Write out each line of the listing as it stands, without the images.

──────

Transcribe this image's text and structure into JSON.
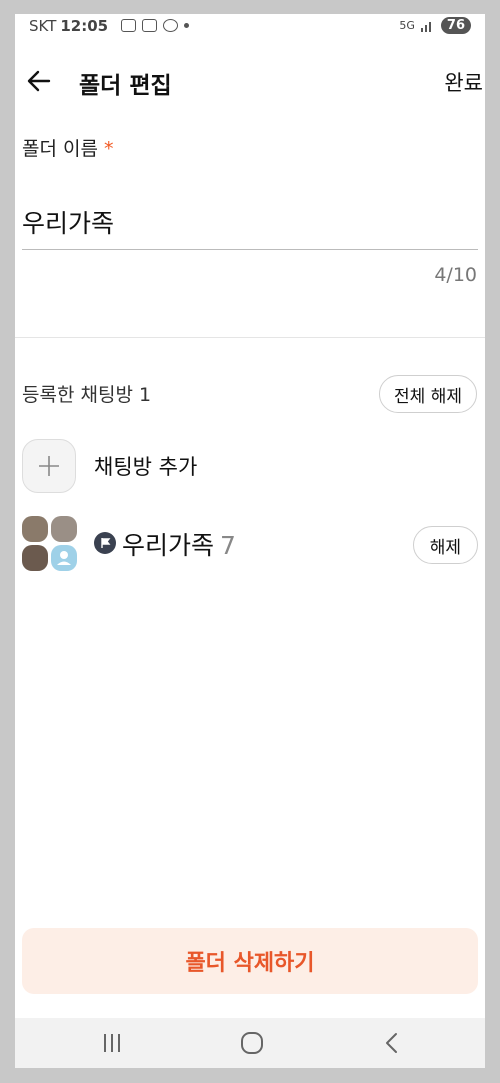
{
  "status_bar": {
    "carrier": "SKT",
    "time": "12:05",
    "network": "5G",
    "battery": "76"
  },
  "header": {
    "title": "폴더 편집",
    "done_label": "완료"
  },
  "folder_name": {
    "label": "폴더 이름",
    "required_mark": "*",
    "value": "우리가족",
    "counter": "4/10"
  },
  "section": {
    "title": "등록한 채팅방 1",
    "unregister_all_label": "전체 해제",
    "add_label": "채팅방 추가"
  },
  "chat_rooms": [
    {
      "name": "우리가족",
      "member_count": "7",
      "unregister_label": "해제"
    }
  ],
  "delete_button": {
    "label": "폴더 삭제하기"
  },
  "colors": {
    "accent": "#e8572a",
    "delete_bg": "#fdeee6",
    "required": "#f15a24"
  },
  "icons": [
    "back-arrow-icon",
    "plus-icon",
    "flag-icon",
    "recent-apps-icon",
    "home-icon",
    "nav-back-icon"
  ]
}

──────

» **Expected answer**:
Transcribe this image's text and structure into JSON.
{
  "status_bar": {
    "carrier": "SKT",
    "time": "12:05",
    "network": "5G",
    "battery": "76"
  },
  "header": {
    "title": "폴더 편집",
    "done_label": "완료"
  },
  "folder_name": {
    "label": "폴더 이름",
    "required_mark": "*",
    "value": "우리가족",
    "counter": "4/10"
  },
  "section": {
    "title": "등록한 채팅방 1",
    "unregister_all_label": "전체 해제",
    "add_label": "채팅방 추가"
  },
  "chat_rooms": [
    {
      "name": "우리가족",
      "member_count": "7",
      "unregister_label": "해제"
    }
  ],
  "delete_button": {
    "label": "폴더 삭제하기"
  },
  "colors": {
    "accent": "#e8572a",
    "delete_bg": "#fdeee6",
    "required": "#f15a24"
  },
  "icons": [
    "back-arrow-icon",
    "plus-icon",
    "flag-icon",
    "recent-apps-icon",
    "home-icon",
    "nav-back-icon"
  ]
}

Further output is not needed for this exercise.